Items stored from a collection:
::::::::::

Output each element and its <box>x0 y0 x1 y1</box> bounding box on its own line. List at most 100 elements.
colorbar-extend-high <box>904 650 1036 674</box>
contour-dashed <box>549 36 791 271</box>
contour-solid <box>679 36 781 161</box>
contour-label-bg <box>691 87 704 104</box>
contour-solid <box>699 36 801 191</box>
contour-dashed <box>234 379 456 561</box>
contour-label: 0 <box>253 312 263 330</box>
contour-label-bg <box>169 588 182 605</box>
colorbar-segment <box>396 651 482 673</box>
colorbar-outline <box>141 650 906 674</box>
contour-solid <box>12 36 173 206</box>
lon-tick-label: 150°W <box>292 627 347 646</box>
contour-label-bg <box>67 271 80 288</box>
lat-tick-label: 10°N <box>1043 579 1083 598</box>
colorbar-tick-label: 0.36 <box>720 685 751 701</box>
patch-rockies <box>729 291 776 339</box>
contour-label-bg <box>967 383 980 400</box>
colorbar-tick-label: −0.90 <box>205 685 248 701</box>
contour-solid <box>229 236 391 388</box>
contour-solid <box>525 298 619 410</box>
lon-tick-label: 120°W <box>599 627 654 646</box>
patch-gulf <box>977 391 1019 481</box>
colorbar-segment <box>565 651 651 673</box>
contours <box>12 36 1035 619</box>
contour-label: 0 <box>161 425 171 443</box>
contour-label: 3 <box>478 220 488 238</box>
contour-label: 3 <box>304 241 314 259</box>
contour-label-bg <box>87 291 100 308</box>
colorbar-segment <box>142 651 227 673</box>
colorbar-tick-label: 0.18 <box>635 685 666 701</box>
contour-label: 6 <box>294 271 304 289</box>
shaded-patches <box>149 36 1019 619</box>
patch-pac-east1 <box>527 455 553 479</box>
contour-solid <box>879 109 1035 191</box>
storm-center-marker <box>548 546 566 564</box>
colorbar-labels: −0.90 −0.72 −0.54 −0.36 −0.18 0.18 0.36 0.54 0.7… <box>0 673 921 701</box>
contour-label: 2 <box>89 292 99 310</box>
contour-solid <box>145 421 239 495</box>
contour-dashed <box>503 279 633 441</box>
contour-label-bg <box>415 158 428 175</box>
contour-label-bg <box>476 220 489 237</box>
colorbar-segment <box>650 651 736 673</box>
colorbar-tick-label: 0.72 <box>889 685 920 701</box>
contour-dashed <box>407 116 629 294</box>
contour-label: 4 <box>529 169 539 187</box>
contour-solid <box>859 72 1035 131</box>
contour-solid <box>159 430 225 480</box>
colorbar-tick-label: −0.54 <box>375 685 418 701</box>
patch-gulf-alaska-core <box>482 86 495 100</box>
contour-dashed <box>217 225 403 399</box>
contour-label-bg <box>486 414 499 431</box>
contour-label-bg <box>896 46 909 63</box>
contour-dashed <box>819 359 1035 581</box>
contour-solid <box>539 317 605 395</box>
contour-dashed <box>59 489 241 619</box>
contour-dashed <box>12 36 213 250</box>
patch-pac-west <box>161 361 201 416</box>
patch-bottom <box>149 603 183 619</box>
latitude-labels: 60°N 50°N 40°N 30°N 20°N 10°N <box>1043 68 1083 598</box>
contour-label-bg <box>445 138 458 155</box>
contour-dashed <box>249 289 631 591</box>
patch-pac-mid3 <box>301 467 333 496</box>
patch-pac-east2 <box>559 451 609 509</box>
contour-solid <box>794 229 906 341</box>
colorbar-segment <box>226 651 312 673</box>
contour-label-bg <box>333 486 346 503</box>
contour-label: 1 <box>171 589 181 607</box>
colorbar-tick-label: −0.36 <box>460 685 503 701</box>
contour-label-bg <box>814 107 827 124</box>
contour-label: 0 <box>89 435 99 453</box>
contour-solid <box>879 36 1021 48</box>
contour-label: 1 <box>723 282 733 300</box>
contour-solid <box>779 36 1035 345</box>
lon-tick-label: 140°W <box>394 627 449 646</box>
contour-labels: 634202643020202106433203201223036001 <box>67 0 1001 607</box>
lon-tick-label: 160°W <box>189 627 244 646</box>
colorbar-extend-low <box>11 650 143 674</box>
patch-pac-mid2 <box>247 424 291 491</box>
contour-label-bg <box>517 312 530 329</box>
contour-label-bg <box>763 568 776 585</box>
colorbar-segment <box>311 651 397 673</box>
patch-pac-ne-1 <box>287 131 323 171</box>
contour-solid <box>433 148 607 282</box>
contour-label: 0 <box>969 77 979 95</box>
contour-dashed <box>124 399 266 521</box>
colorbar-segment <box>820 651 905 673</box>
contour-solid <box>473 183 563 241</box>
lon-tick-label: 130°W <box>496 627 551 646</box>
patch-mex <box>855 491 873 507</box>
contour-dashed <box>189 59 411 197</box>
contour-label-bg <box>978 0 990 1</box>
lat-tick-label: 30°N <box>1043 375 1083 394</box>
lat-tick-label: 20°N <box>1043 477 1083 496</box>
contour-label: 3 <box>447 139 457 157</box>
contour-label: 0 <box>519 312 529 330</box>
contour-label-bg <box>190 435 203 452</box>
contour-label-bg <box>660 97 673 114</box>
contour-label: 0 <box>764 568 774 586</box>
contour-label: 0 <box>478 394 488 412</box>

::::::::::

WORK TO DO: Pull out each line of the data above that contains the string "segment". Letter case must match.

PROBLEM SOLUTION:
colorbar-segment <box>396 651 482 673</box>
colorbar-segment <box>565 651 651 673</box>
colorbar-segment <box>142 651 227 673</box>
colorbar-segment <box>650 651 736 673</box>
colorbar-segment <box>226 651 312 673</box>
colorbar-segment <box>311 651 397 673</box>
colorbar-segment <box>820 651 905 673</box>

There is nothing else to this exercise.